- _Task description_
Images are not part of the copy; write out the rest of the data exactly as given.

- _Data in this exercise_
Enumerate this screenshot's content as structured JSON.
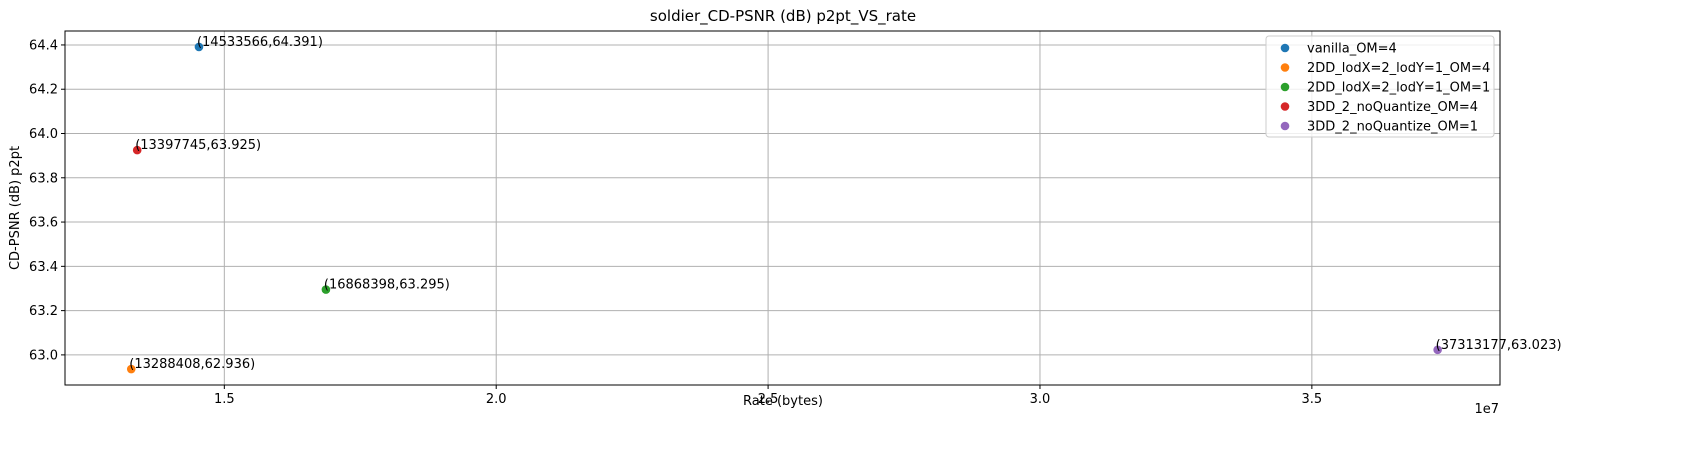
{
  "chart_data": {
    "type": "scatter",
    "title": "soldier_CD-PSNR (dB) p2pt_VS_rate",
    "xlabel": "Rate (bytes)",
    "ylabel": "CD-PSNR (dB) p2pt",
    "x_offset_label": "1e7",
    "xlim": [
      12070000,
      38460000
    ],
    "ylim": [
      62.864,
      64.463
    ],
    "x_scale": 10000000,
    "x_ticks": [
      1.5,
      2.0,
      2.5,
      3.0,
      3.5
    ],
    "y_ticks": [
      63.0,
      63.2,
      63.4,
      63.6,
      63.8,
      64.0,
      64.2,
      64.4
    ],
    "grid": true,
    "legend_position": "top-right",
    "series": [
      {
        "name": "vanilla_OM=4",
        "color": "#1f77b4",
        "x": 14533566,
        "y": 64.391,
        "label": "(14533566,64.391)"
      },
      {
        "name": "2DD_lodX=2_lodY=1_OM=4",
        "color": "#ff7f0e",
        "x": 13288408,
        "y": 62.936,
        "label": "(13288408,62.936)"
      },
      {
        "name": "2DD_lodX=2_lodY=1_OM=1",
        "color": "#2ca02c",
        "x": 16868398,
        "y": 63.295,
        "label": "(16868398,63.295)"
      },
      {
        "name": "3DD_2_noQuantize_OM=4",
        "color": "#d62728",
        "x": 13397745,
        "y": 63.925,
        "label": "(13397745,63.925)"
      },
      {
        "name": "3DD_2_noQuantize_OM=1",
        "color": "#9467bd",
        "x": 37313177,
        "y": 63.023,
        "label": "(37313177,63.023)"
      }
    ]
  }
}
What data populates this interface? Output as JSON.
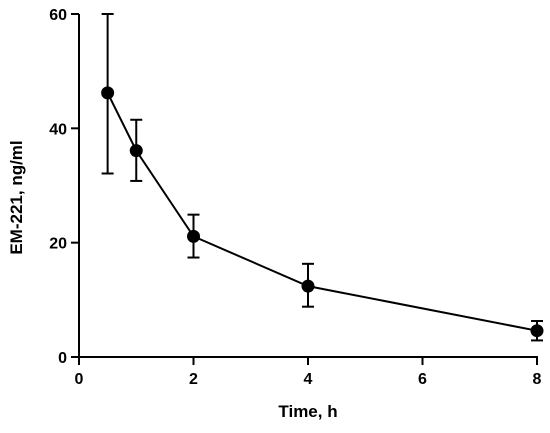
{
  "chart_data": {
    "type": "line",
    "title": "",
    "xlabel": "Time, h",
    "ylabel": "EM-221, ng/ml",
    "xlim": [
      0,
      8
    ],
    "ylim": [
      0,
      60
    ],
    "x_ticks": [
      0,
      2,
      4,
      6,
      8
    ],
    "x_tick_labels": [
      "0",
      "2",
      "4",
      "6",
      "8"
    ],
    "y_ticks": [
      0,
      20,
      40,
      60
    ],
    "y_tick_labels": [
      "0",
      "20",
      "40",
      "60"
    ],
    "grid": false,
    "legend": "none",
    "series": [
      {
        "x": [
          0.5,
          1,
          2,
          4,
          8
        ],
        "y": [
          46.2,
          36.1,
          21.1,
          12.4,
          4.6
        ],
        "err_low": [
          32.1,
          30.8,
          17.4,
          8.8,
          2.9
        ],
        "err_high": [
          60.0,
          41.5,
          24.9,
          16.3,
          6.3
        ],
        "marker": "filled-circle",
        "color": "#000000"
      }
    ]
  }
}
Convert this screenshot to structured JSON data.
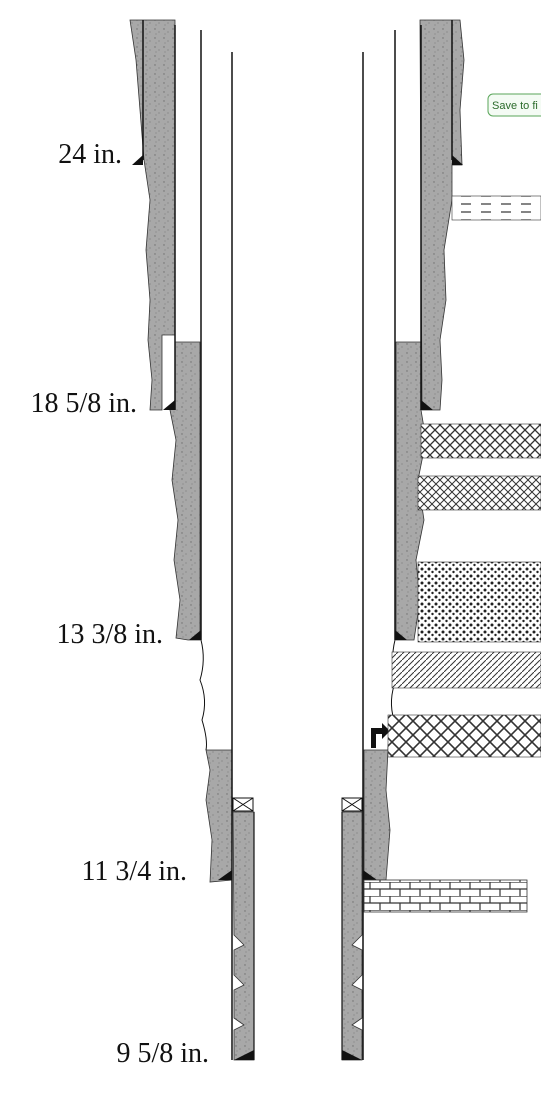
{
  "casing_labels": [
    "24 in.",
    "18 5/8 in.",
    "13 3/8 in.",
    "11 3/4 in.",
    "9 5/8 in."
  ],
  "save_button": {
    "label": "Save to fi"
  },
  "colors": {
    "cement": "#a8a8a8",
    "cement_speckle": "#6e6e6e",
    "casing_line": "#111111",
    "formation_pattern": "#333333",
    "save_border": "#5aa65a"
  }
}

- _Response_
Enumerate this screenshot's content as structured JSON.
{
  "chart_data": {
    "type": "scatter",
    "title": "soldier_CD-PSNR (dB) p2pt_VS_rate",
    "xlabel": "Rate (bytes)",
    "ylabel": "CD-PSNR (dB) p2pt",
    "x_offset_label": "1e7",
    "xlim": [
      12070000,
      38460000
    ],
    "ylim": [
      62.864,
      64.463
    ],
    "x_scale": 10000000,
    "x_ticks": [
      1.5,
      2.0,
      2.5,
      3.0,
      3.5
    ],
    "y_ticks": [
      63.0,
      63.2,
      63.4,
      63.6,
      63.8,
      64.0,
      64.2,
      64.4
    ],
    "grid": true,
    "legend_position": "top-right",
    "series": [
      {
        "name": "vanilla_OM=4",
        "color": "#1f77b4",
        "x": 14533566,
        "y": 64.391,
        "label": "(14533566,64.391)"
      },
      {
        "name": "2DD_lodX=2_lodY=1_OM=4",
        "color": "#ff7f0e",
        "x": 13288408,
        "y": 62.936,
        "label": "(13288408,62.936)"
      },
      {
        "name": "2DD_lodX=2_lodY=1_OM=1",
        "color": "#2ca02c",
        "x": 16868398,
        "y": 63.295,
        "label": "(16868398,63.295)"
      },
      {
        "name": "3DD_2_noQuantize_OM=4",
        "color": "#d62728",
        "x": 13397745,
        "y": 63.925,
        "label": "(13397745,63.925)"
      },
      {
        "name": "3DD_2_noQuantize_OM=1",
        "color": "#9467bd",
        "x": 37313177,
        "y": 63.023,
        "label": "(37313177,63.023)"
      }
    ]
  }
}
What data populates this interface? Output as JSON.
{
  "chart_data": {
    "type": "line",
    "title": "",
    "xlabel": "Time, h",
    "ylabel": "EM-221, ng/ml",
    "xlim": [
      0,
      8
    ],
    "ylim": [
      0,
      60
    ],
    "x_ticks": [
      0,
      2,
      4,
      6,
      8
    ],
    "x_tick_labels": [
      "0",
      "2",
      "4",
      "6",
      "8"
    ],
    "y_ticks": [
      0,
      20,
      40,
      60
    ],
    "y_tick_labels": [
      "0",
      "20",
      "40",
      "60"
    ],
    "grid": false,
    "legend": "none",
    "series": [
      {
        "x": [
          0.5,
          1,
          2,
          4,
          8
        ],
        "y": [
          46.2,
          36.1,
          21.1,
          12.4,
          4.6
        ],
        "err_low": [
          32.1,
          30.8,
          17.4,
          8.8,
          2.9
        ],
        "err_high": [
          60.0,
          41.5,
          24.9,
          16.3,
          6.3
        ],
        "marker": "filled-circle",
        "color": "#000000"
      }
    ]
  }
}
Convert this screenshot to structured JSON data.
{
  "casing_labels": [
    "24 in.",
    "18 5/8 in.",
    "13 3/8 in.",
    "11 3/4 in.",
    "9 5/8 in."
  ],
  "save_button": {
    "label": "Save to fi"
  },
  "colors": {
    "cement": "#a8a8a8",
    "cement_speckle": "#6e6e6e",
    "casing_line": "#111111",
    "formation_pattern": "#333333",
    "save_border": "#5aa65a"
  }
}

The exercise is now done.